*Goal:*
Count how many lines of the data include "Наименование". The answer is that number and nothing else.

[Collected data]
--- start ---

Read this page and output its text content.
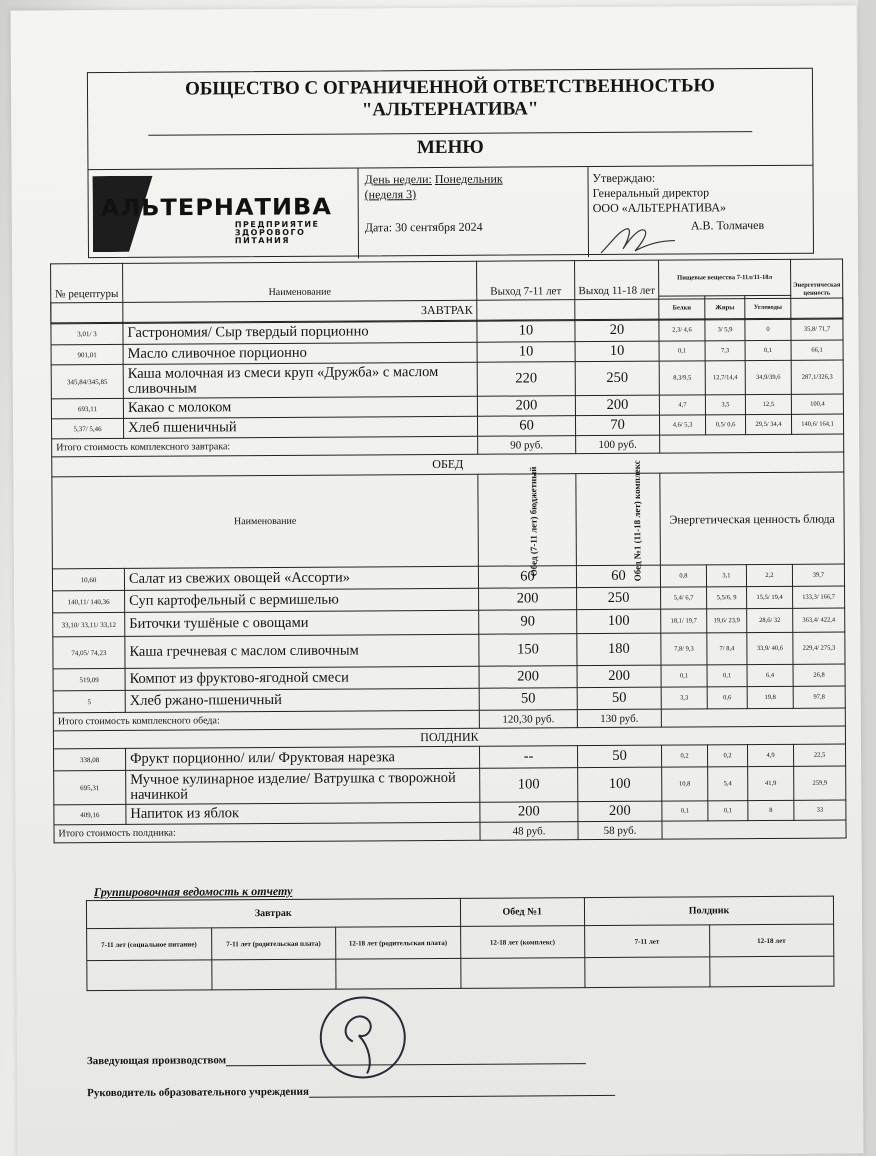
ОБЩЕСТВО С ОГРАНИЧЕННОЙ ОТВЕТСТВЕННОСТЬЮ
"АЛЬТЕРНАТИВА"
МЕНЮ
АЛЬТЕРНАТИВА
ПРЕДПРИЯТИЕ
ЗДОРОВОГО
ПИТАНИЯ
День недели: Понедельник
(неделя 3)
Дата: 30 сентября 2024
Утверждаю:
Генеральный директор
ООО «АЛЬТЕРНАТИВА»
А.В. Толмачев
№ рецептуры	Наименование	Выход 7-11 лет	Выход 11-18 лет	Пищевые вещества 7-11л/11-18л			Энергетическая ценность
				Белки	Жиры	Углеводы	

ЗАВТРАК							
3,01/ 3	Гастрономия/ Сыр твердый порционно	10	20	2,3/ 4,6	3/ 5,9	0	35,8/ 71,7
901,01	Масло сливочное порционно	10	10	0,1	7,3	0,1	66,1
345,84/345,85	Каша молочная из смеси круп «Дружба» с маслом сливочным	220	250	8,3/9,5	12,7/14,4	34,9/39,6	287,1/326,3
693,11	Какао с молоком	200	200	4,7	3,5	12,5	100,4
5,37/ 5,46	Хлеб пшеничный	60	70	4,6/ 5,3	0,5/ 0,6	29,5/ 34,4	140,6/ 164,1
Итого стоимость комплексного завтрака:		90 руб.	100 руб.				
ОБЕД							
Наименование		Обед (7-11 лет) бюджетный	Обед №1 (11-18 лет) комплекс	Энергетическая ценность блюда			
10,60	Салат из свежих овощей «Ассорти»	60	60	0,8	3,1	2,2	39,7
140,11/ 140,36	Суп картофельный с вермишелью	200	250	5,4/ 6,7	5,5/6, 9	15,5/ 19,4	133,3/ 166,7
33,10/ 33,11/ 33,12	Биточки тушёные с овощами	90	100	18,1/ 19,7	19,6/ 23,9	28,6/ 32	363,4/ 422,4
74,05/ 74,23	Каша гречневая с маслом сливочным	150	180	7,8/ 9,3	7/ 8,4	33,9/ 40,6	229,4/ 275,3
519,09	Компот из фруктово-ягодной смеси	200	200	0,1	0,1	6,4	26,8
5	Хлеб ржано-пшеничный	50	50	3,3	0,6	19,8	97,8
Итого стоимость комплексного обеда:		120,30 руб.	130 руб.				
ПОЛДНИК							
338,08	Фрукт порционно/ или/ Фруктовая нарезка	--	50	0,2	0,2	4,9	22,5
695,31	Мучное кулинарное изделие/ Ватрушка с творожной начинкой	100	100	10,8	5,4	41,9	259,9
409,16	Напиток из яблок	200	200	0,1	0,1	8	33
Итого стоимость полдника:		48 руб.	58 руб.				
Группировочная ведомость к отчету
Завтрак			Обед №1	Полдник	
7-11 лет (социальное питание)	7-11 лет (родительская плата)	12-18 лет (родительская плата)	12-18 лет (комплекс)	7-11 лет	12-18 лет

Заведующая производством
Руководитель образовательного учреждения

--- end ---

*Solution:*
2